» **What needs to be done**
Transcribe the material word for word, but without the images.

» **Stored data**
+++
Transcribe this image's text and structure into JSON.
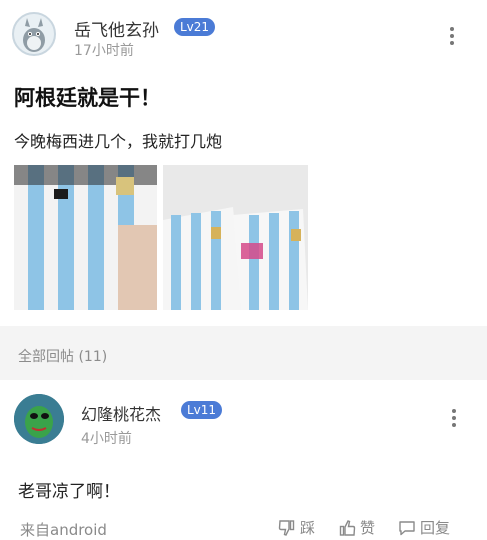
{
  "post": {
    "author": "岳飞他玄孙",
    "level": "Lv21",
    "time": "17小时前",
    "title": "阿根廷就是干！",
    "body": "今晚梅西进几个，我就打几炮"
  },
  "replies_header": "全部回帖 (11)",
  "reply": {
    "author": "幻隆桃花杰",
    "level": "Lv11",
    "time": "4小时前",
    "body": "老哥凉了啊！",
    "source": "来自android",
    "actions": {
      "dislike": "踩",
      "like": "赞",
      "reply": "回复"
    }
  },
  "colors": {
    "level_badge": "#4b7bd6",
    "jersey_blue": "#8ec4e6"
  },
  "icons": [
    "more-vertical-icon",
    "thumb-down-icon",
    "thumb-up-icon",
    "comment-icon"
  ]
}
+++
» **The completed task**
Transcribe this image's text and structure into JSON.
{
  "post": {
    "author": "岳飞他玄孙",
    "level": "Lv21",
    "time": "17小时前",
    "title": "阿根廷就是干！",
    "body": "今晚梅西进几个，我就打几炮"
  },
  "replies_header": "全部回帖 (11)",
  "reply": {
    "author": "幻隆桃花杰",
    "level": "Lv11",
    "time": "4小时前",
    "body": "老哥凉了啊！",
    "source": "来自android",
    "actions": {
      "dislike": "踩",
      "like": "赞",
      "reply": "回复"
    }
  },
  "colors": {
    "level_badge": "#4b7bd6",
    "jersey_blue": "#8ec4e6"
  },
  "icons": [
    "more-vertical-icon",
    "thumb-down-icon",
    "thumb-up-icon",
    "comment-icon"
  ]
}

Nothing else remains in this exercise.